** START Records for the task **
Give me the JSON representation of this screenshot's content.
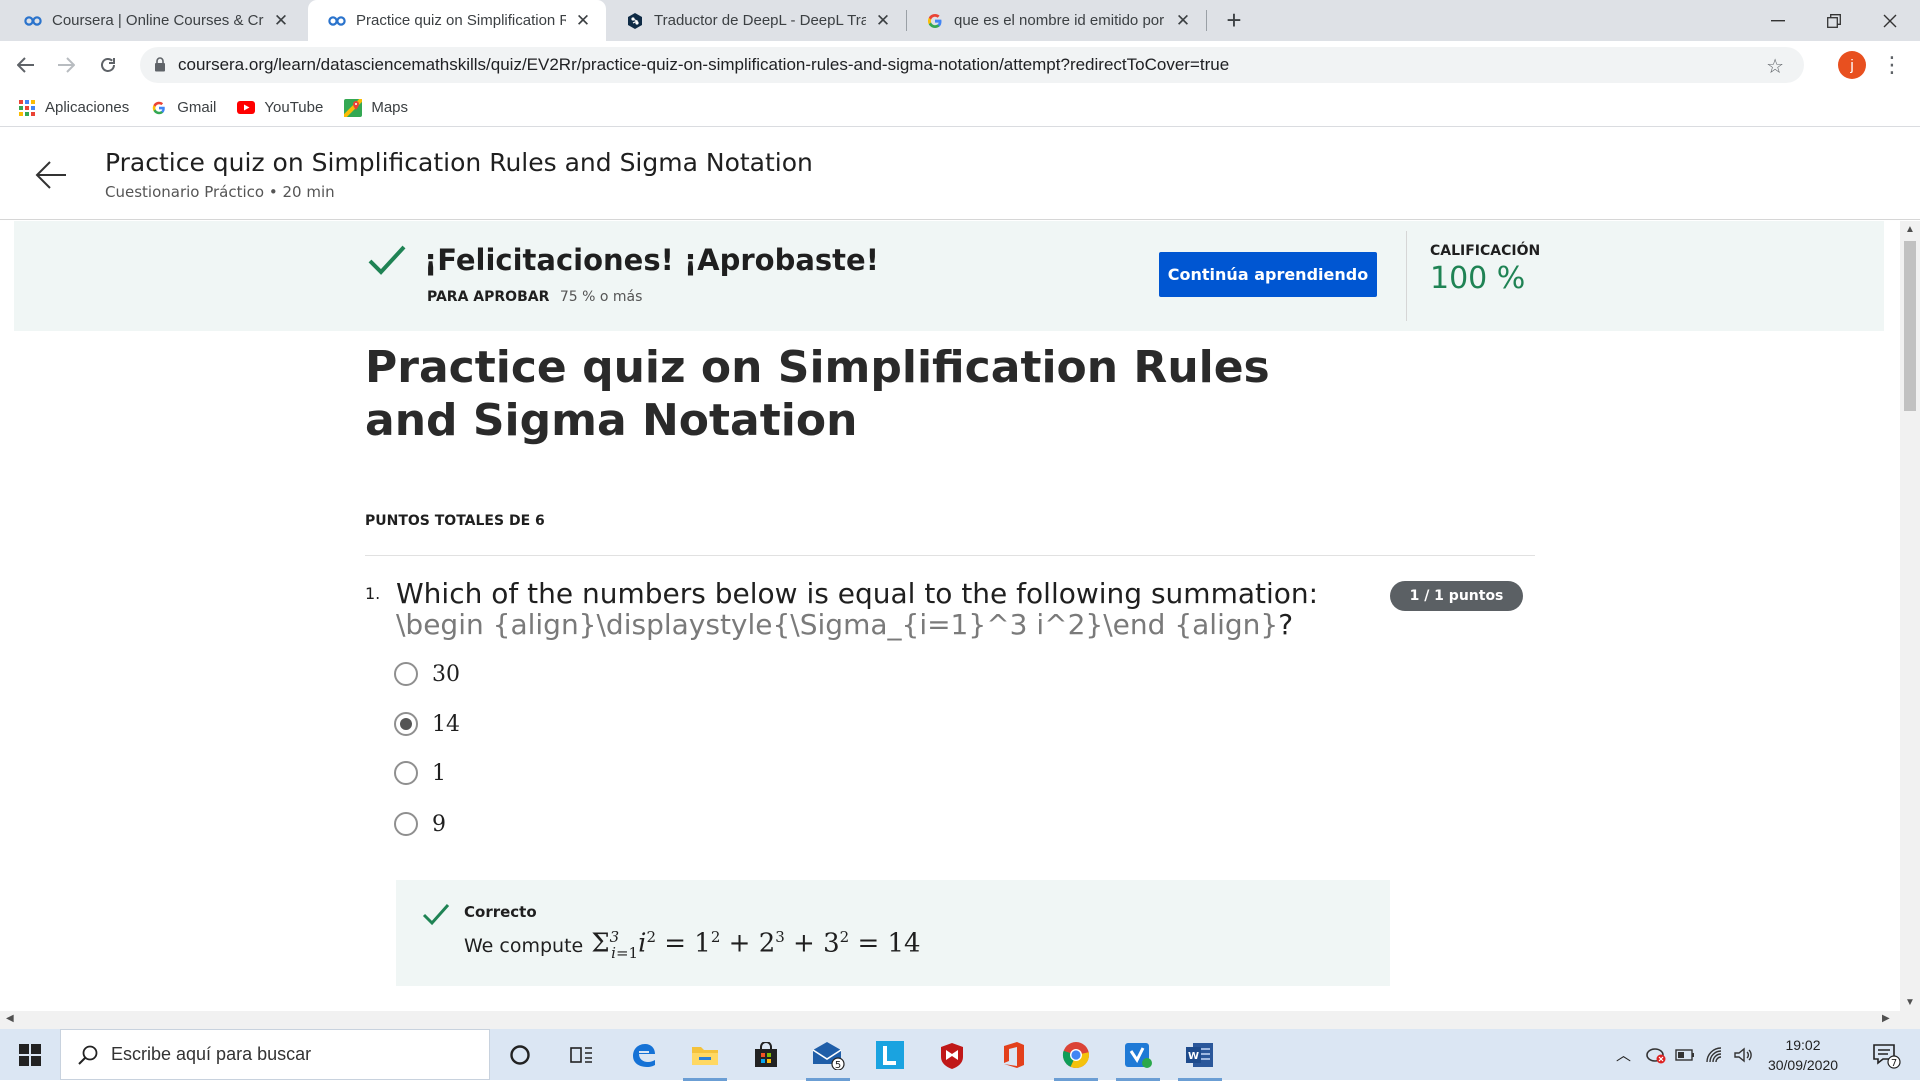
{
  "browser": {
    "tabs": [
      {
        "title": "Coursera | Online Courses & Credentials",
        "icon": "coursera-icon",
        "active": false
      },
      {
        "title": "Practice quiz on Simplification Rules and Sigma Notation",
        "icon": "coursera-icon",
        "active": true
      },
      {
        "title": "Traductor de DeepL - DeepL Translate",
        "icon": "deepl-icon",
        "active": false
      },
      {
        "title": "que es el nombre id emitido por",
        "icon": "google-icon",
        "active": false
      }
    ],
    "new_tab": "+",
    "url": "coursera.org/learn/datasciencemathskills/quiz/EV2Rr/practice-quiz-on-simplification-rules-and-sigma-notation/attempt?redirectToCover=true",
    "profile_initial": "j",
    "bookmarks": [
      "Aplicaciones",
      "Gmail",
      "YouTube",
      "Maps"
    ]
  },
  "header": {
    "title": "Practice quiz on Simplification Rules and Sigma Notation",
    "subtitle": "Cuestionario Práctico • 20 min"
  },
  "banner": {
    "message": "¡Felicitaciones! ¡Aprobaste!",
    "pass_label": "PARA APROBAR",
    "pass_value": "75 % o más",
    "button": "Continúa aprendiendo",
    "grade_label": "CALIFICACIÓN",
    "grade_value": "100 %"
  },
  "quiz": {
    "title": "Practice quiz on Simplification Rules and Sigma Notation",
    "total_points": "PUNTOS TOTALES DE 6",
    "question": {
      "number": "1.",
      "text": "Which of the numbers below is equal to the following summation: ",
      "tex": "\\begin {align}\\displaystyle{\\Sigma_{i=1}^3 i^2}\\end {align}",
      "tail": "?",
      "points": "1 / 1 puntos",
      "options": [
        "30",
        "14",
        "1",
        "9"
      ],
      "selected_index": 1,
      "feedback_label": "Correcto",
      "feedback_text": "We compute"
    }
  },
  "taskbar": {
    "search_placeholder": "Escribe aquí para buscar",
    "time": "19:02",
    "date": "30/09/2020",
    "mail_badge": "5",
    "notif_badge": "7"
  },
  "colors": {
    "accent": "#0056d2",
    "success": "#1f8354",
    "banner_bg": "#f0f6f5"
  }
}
** END Records for the task **
** START Records for the task **
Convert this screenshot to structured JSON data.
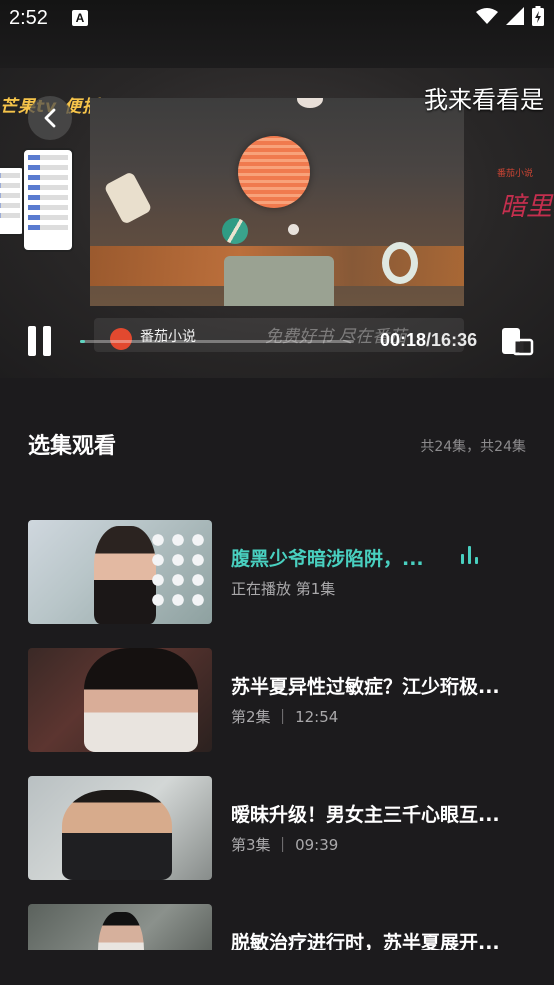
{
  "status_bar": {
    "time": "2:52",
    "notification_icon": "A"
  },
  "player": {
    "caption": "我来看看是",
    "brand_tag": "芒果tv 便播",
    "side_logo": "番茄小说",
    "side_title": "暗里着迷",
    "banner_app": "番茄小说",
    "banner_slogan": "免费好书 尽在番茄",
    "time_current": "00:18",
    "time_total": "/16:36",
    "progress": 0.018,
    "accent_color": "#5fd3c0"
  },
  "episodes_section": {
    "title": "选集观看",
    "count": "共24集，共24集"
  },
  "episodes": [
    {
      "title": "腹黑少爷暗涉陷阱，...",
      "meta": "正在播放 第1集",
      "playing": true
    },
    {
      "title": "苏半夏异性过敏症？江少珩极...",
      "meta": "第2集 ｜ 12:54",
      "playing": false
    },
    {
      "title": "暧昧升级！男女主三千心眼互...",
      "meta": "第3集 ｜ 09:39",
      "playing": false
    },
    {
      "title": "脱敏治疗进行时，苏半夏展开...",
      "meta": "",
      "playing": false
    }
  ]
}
** END Records for the task **
> _Short problem_: Only lines with the word "this" should be collected from the material.

> _Reply_:
Give me the JSON representation of this screenshot's content.
Convert this screenshot to structured JSON data.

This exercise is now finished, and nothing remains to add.